__Recorded information__:
>>>>>

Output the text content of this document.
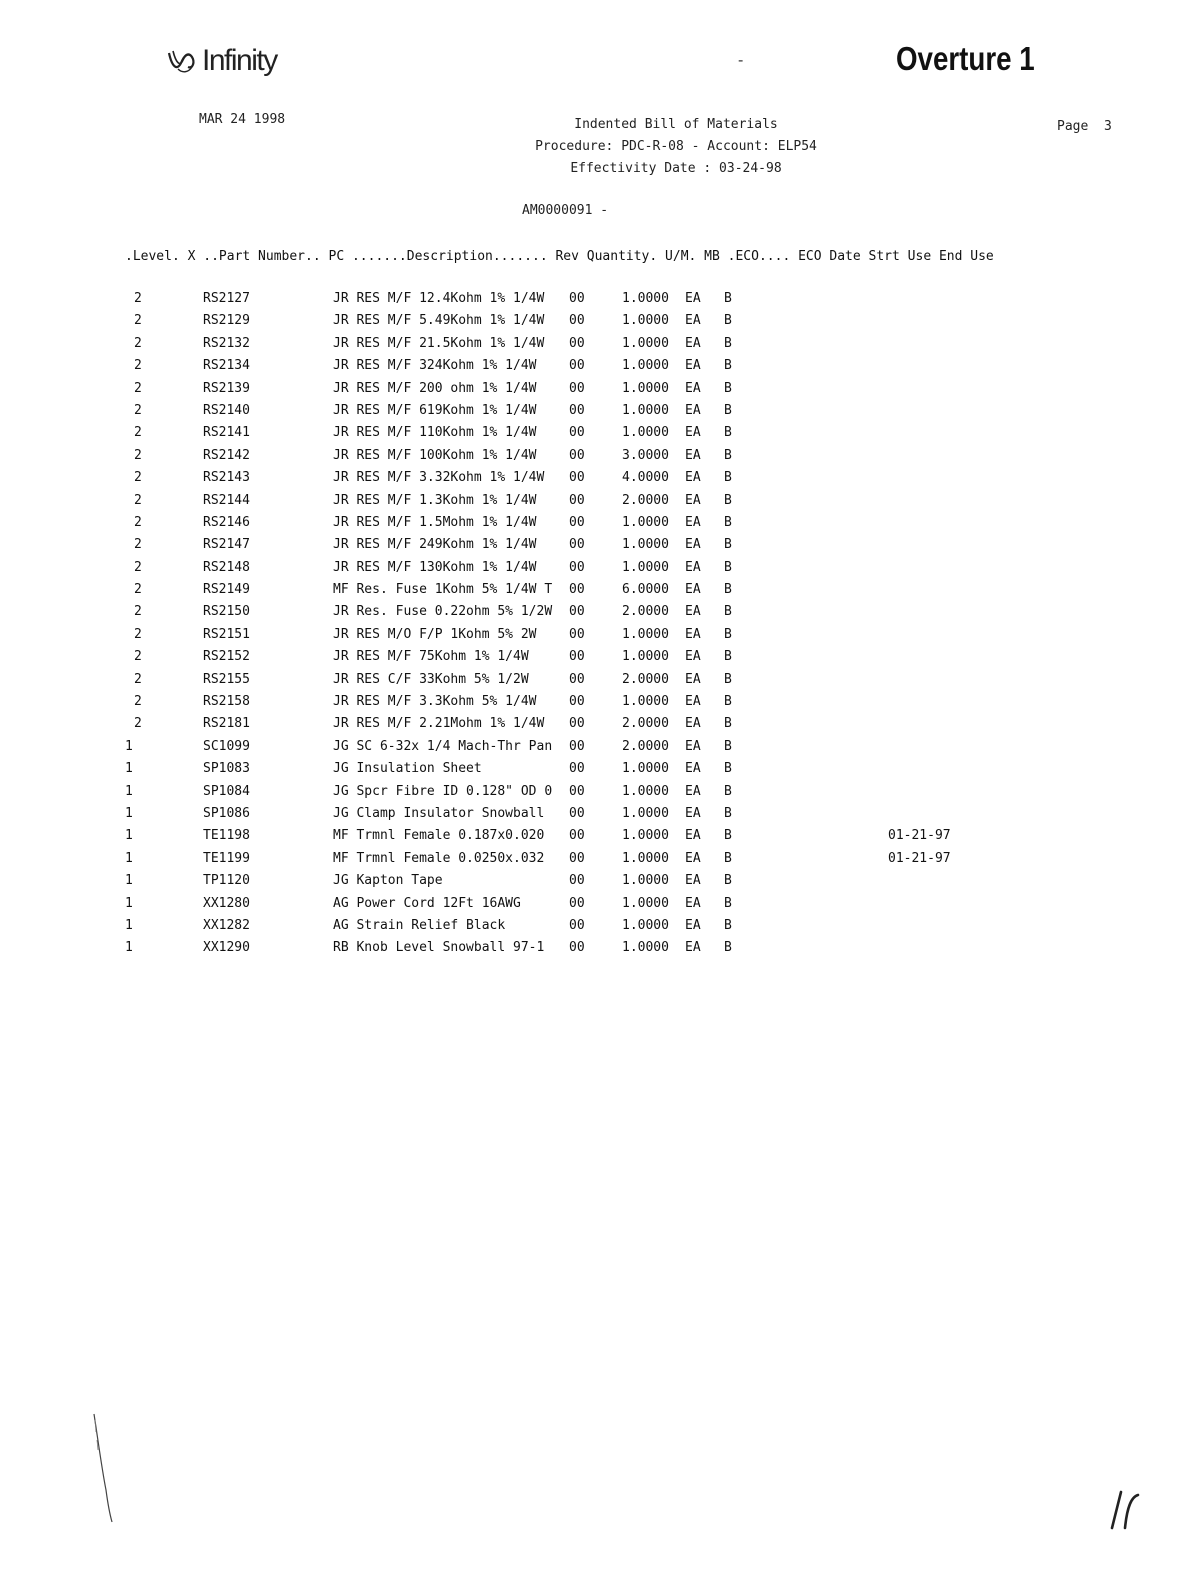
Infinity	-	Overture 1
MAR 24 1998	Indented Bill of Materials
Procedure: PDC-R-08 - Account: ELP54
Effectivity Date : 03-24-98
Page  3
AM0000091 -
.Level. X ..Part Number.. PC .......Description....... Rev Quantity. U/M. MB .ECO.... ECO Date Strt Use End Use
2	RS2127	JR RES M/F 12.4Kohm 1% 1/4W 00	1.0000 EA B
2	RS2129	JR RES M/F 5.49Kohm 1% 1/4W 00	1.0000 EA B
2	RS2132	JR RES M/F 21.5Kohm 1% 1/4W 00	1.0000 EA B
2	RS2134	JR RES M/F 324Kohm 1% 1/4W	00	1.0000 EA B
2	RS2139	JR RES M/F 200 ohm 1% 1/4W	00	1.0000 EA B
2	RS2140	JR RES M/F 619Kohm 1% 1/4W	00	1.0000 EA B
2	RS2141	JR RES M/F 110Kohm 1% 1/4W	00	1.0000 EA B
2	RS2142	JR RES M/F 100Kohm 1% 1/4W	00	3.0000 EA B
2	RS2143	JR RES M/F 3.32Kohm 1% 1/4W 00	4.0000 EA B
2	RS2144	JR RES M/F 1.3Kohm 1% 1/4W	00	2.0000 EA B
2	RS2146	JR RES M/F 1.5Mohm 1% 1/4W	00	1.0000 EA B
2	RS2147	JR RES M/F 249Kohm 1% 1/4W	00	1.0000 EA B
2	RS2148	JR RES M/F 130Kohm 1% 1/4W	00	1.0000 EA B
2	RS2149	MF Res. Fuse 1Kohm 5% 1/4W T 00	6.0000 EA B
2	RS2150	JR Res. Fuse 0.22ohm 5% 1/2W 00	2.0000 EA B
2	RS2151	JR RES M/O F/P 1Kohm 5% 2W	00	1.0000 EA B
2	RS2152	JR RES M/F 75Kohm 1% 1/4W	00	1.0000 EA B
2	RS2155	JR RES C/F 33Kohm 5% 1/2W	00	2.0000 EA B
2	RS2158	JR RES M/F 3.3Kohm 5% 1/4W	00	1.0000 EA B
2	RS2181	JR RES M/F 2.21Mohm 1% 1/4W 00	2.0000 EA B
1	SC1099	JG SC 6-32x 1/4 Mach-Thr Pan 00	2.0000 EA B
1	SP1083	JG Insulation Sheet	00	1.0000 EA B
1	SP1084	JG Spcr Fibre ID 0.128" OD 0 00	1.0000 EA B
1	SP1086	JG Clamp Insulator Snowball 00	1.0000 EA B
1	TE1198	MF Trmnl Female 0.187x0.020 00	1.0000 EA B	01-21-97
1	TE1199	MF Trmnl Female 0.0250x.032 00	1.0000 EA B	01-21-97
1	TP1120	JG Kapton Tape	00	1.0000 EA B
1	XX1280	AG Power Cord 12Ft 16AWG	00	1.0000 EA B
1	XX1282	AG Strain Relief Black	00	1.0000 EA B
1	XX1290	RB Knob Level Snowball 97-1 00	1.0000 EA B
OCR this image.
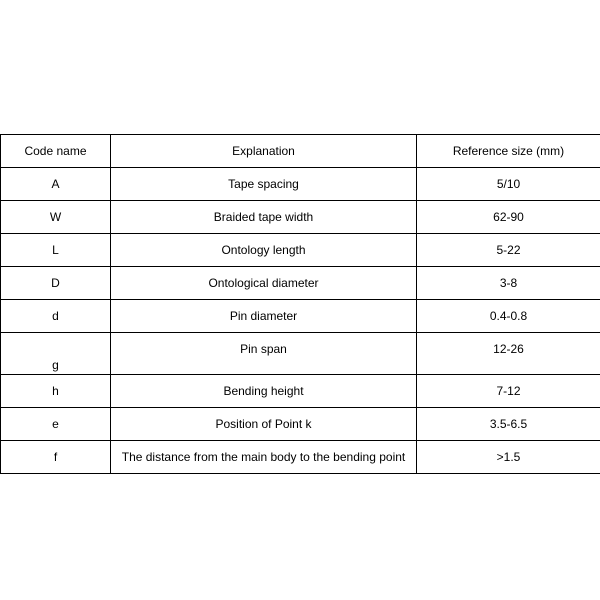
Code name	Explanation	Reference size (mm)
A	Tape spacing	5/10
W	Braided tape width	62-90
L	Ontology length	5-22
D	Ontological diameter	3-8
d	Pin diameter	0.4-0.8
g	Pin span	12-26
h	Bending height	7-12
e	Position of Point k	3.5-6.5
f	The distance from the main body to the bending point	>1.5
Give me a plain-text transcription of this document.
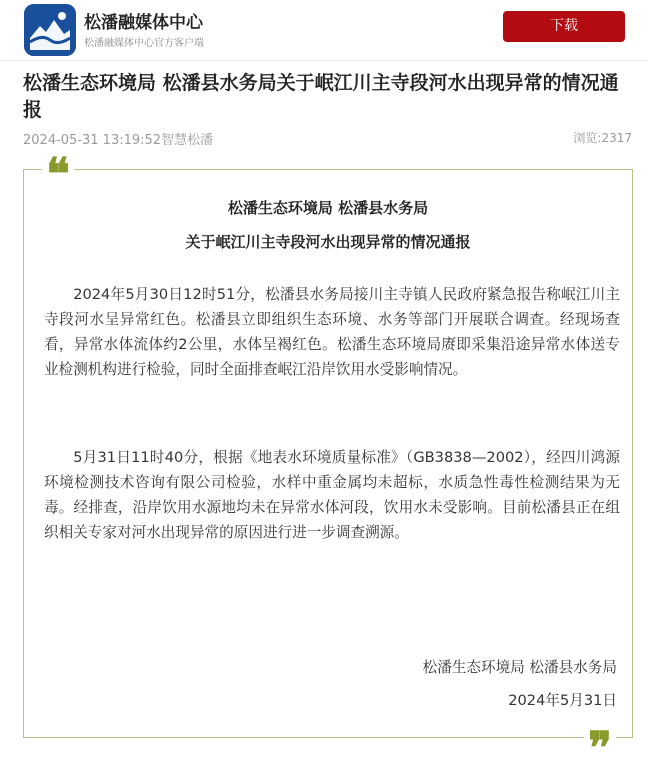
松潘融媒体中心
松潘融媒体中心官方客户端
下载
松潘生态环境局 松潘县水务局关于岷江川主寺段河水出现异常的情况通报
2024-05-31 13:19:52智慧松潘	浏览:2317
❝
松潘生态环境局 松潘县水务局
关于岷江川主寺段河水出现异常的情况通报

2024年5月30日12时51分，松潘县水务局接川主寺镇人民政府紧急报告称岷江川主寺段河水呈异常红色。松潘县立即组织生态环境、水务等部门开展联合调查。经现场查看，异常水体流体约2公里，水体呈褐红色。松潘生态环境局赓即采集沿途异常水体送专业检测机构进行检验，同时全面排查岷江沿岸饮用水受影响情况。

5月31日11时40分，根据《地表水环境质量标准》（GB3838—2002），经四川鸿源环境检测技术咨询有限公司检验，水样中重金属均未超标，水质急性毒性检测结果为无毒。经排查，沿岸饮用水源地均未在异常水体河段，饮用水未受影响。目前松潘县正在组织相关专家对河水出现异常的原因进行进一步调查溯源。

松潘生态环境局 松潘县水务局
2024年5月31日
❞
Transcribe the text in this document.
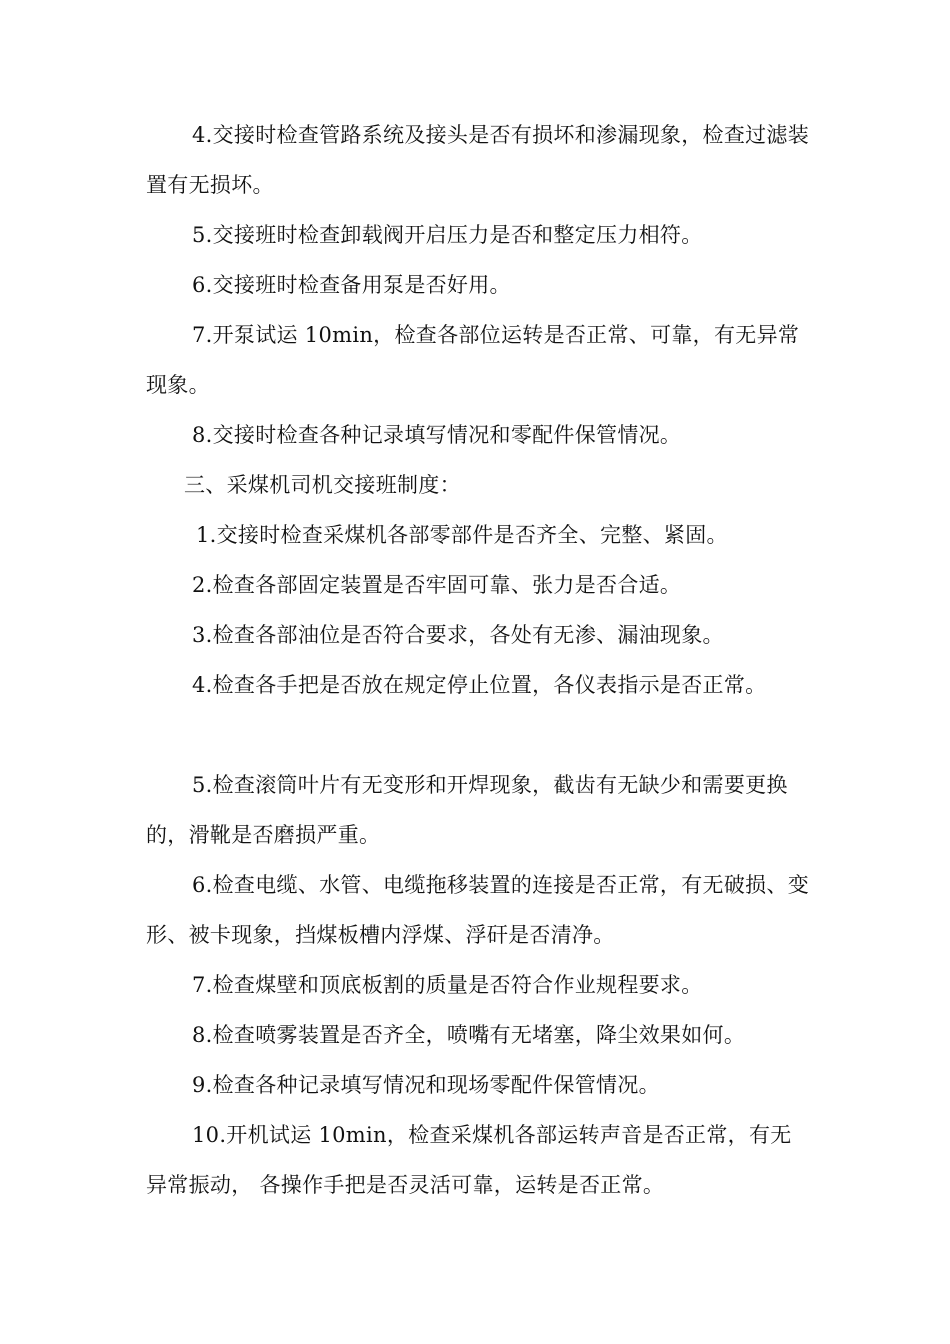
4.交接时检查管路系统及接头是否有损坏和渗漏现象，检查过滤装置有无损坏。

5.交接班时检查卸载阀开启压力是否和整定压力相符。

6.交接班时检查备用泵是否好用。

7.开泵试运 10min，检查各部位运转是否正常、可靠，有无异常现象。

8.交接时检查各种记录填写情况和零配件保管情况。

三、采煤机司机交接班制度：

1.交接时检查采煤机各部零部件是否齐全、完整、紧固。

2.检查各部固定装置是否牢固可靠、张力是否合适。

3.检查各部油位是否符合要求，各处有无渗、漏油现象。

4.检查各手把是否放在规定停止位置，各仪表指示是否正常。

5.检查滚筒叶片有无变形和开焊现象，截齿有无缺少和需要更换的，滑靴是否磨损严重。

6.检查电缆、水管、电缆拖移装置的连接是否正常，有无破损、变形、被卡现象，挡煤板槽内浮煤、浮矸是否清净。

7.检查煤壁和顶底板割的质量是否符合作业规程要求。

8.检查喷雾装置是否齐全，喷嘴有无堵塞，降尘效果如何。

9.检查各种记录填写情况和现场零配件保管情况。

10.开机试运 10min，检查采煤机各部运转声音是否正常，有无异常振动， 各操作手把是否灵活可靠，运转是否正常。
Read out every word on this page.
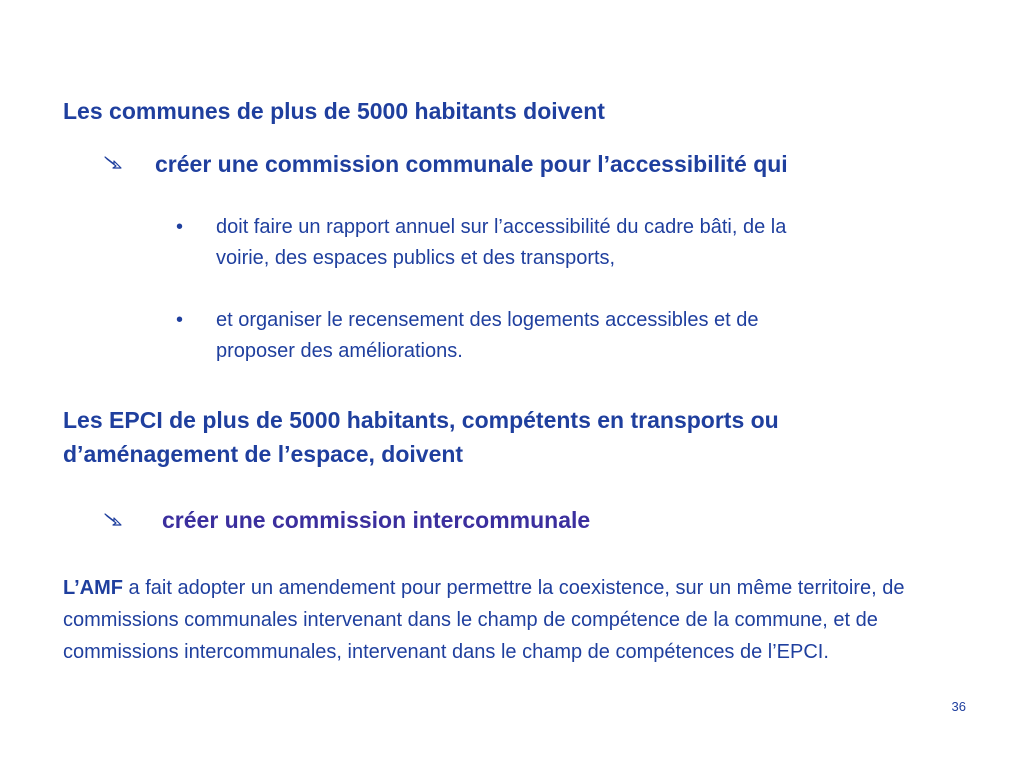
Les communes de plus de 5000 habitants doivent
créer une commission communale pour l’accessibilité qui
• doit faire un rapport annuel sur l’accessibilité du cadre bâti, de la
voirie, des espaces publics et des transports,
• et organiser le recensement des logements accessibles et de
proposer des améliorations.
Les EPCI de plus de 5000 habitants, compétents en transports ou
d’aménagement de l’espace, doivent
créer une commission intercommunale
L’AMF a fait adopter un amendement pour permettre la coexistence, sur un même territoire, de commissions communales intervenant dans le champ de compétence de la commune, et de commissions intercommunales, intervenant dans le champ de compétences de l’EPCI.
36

<<<<<

__Exercise requirements__:
Omit every picture, then repeat the remaining data exactly as it appears above.

__Result of the task__:
Output the text content of this document.
Infinity	-	Overture 1
MAR 24 1998	Indented Bill of Materials
Procedure: PDC-R-08 - Account: ELP54
Effectivity Date : 03-24-98
Page  3
AM0000091 -
.Level. X ..Part Number.. PC .......Description....... Rev Quantity. U/M. MB .ECO.... ECO Date Strt Use End Use
2	RS2127	JR RES M/F 12.4Kohm 1% 1/4W 00	1.0000 EA B
2	RS2129	JR RES M/F 5.49Kohm 1% 1/4W 00	1.0000 EA B
2	RS2132	JR RES M/F 21.5Kohm 1% 1/4W 00	1.0000 EA B
2	RS2134	JR RES M/F 324Kohm 1% 1/4W	00	1.0000 EA B
2	RS2139	JR RES M/F 200 ohm 1% 1/4W	00	1.0000 EA B
2	RS2140	JR RES M/F 619Kohm 1% 1/4W	00	1.0000 EA B
2	RS2141	JR RES M/F 110Kohm 1% 1/4W	00	1.0000 EA B
2	RS2142	JR RES M/F 100Kohm 1% 1/4W	00	3.0000 EA B
2	RS2143	JR RES M/F 3.32Kohm 1% 1/4W 00	4.0000 EA B
2	RS2144	JR RES M/F 1.3Kohm 1% 1/4W	00	2.0000 EA B
2	RS2146	JR RES M/F 1.5Mohm 1% 1/4W	00	1.0000 EA B
2	RS2147	JR RES M/F 249Kohm 1% 1/4W	00	1.0000 EA B
2	RS2148	JR RES M/F 130Kohm 1% 1/4W	00	1.0000 EA B
2	RS2149	MF Res. Fuse 1Kohm 5% 1/4W T 00	6.0000 EA B
2	RS2150	JR Res. Fuse 0.22ohm 5% 1/2W 00	2.0000 EA B
2	RS2151	JR RES M/O F/P 1Kohm 5% 2W	00	1.0000 EA B
2	RS2152	JR RES M/F 75Kohm 1% 1/4W	00	1.0000 EA B
2	RS2155	JR RES C/F 33Kohm 5% 1/2W	00	2.0000 EA B
2	RS2158	JR RES M/F 3.3Kohm 5% 1/4W	00	1.0000 EA B
2	RS2181	JR RES M/F 2.21Mohm 1% 1/4W 00	2.0000 EA B
1	SC1099	JG SC 6-32x 1/4 Mach-Thr Pan 00	2.0000 EA B
1	SP1083	JG Insulation Sheet	00	1.0000 EA B
1	SP1084	JG Spcr Fibre ID 0.128" OD 0 00	1.0000 EA B
1	SP1086	JG Clamp Insulator Snowball 00	1.0000 EA B
1	TE1198	MF Trmnl Female 0.187x0.020 00	1.0000 EA B	01-21-97
1	TE1199	MF Trmnl Female 0.0250x.032 00	1.0000 EA B	01-21-97
1	TP1120	JG Kapton Tape	00	1.0000 EA B
1	XX1280	AG Power Cord 12Ft 16AWG	00	1.0000 EA B
1	XX1282	AG Strain Relief Black	00	1.0000 EA B
1	XX1290	RB Knob Level Snowball 97-1 00	1.0000 EA B
OCR this image.
Code name	Explanation	Reference size (mm)
A	Tape spacing	5/10
W	Braided tape width	62-90
L	Ontology length	5-22
D	Ontological diameter	3-8
d	Pin diameter	0.4-0.8
g	Pin span	12-26
h	Bending height	7-12
e	Position of Point k	3.5-6.5
f	The distance from the main body to the bending point	>1.5
Give me a plain-text transcription of this document.
松潘融媒体中心
松潘融媒体中心官方客户端
下载
松潘生态环境局 松潘县水务局关于岷江川主寺段河水出现异常的情况通报
2024-05-31 13:19:52智慧松潘	浏览:2317
❝
松潘生态环境局 松潘县水务局
关于岷江川主寺段河水出现异常的情况通报

2024年5月30日12时51分，松潘县水务局接川主寺镇人民政府紧急报告称岷江川主寺段河水呈异常红色。松潘县立即组织生态环境、水务等部门开展联合调查。经现场查看，异常水体流体约2公里，水体呈褐红色。松潘生态环境局赓即采集沿途异常水体送专业检测机构进行检验，同时全面排查岷江沿岸饮用水受影响情况。

5月31日11时40分，根据《地表水环境质量标准》（GB3838—2002），经四川鸿源环境检测技术咨询有限公司检验，水样中重金属均未超标，水质急性毒性检测结果为无毒。经排查，沿岸饮用水源地均未在异常水体河段，饮用水未受影响。目前松潘县正在组织相关专家对河水出现异常的原因进行进一步调查溯源。

松潘生态环境局 松潘县水务局
2024年5月31日
❞
Transcribe the text in this document.
4.交接时检查管路系统及接头是否有损坏和渗漏现象，检查过滤装置有无损坏。

5.交接班时检查卸载阀开启压力是否和整定压力相符。

6.交接班时检查备用泵是否好用。

7.开泵试运 10min，检查各部位运转是否正常、可靠，有无异常现象。

8.交接时检查各种记录填写情况和零配件保管情况。

三、采煤机司机交接班制度：

1.交接时检查采煤机各部零部件是否齐全、完整、紧固。

2.检查各部固定装置是否牢固可靠、张力是否合适。

3.检查各部油位是否符合要求，各处有无渗、漏油现象。

4.检查各手把是否放在规定停止位置，各仪表指示是否正常。

5.检查滚筒叶片有无变形和开焊现象，截齿有无缺少和需要更换的，滑靴是否磨损严重。

6.检查电缆、水管、电缆拖移装置的连接是否正常，有无破损、变形、被卡现象，挡煤板槽内浮煤、浮矸是否清净。

7.检查煤壁和顶底板割的质量是否符合作业规程要求。

8.检查喷雾装置是否齐全，喷嘴有无堵塞，降尘效果如何。

9.检查各种记录填写情况和现场零配件保管情况。

10.开机试运 10min，检查采煤机各部运转声音是否正常，有无异常振动， 各操作手把是否灵活可靠，运转是否正常。
Read out every word on this page.
Les communes de plus de 5000 habitants doivent
créer une commission communale pour l’accessibilité qui
• doit faire un rapport annuel sur l’accessibilité du cadre bâti, de la
voirie, des espaces publics et des transports,
• et organiser le recensement des logements accessibles et de
proposer des améliorations.
Les EPCI de plus de 5000 habitants, compétents en transports ou
d’aménagement de l’espace, doivent
créer une commission intercommunale
L’AMF a fait adopter un amendement pour permettre la coexistence, sur un même territoire, de commissions communales intervenant dans le champ de compétence de la commune, et de commissions intercommunales, intervenant dans le champ de compétences de l’EPCI.
36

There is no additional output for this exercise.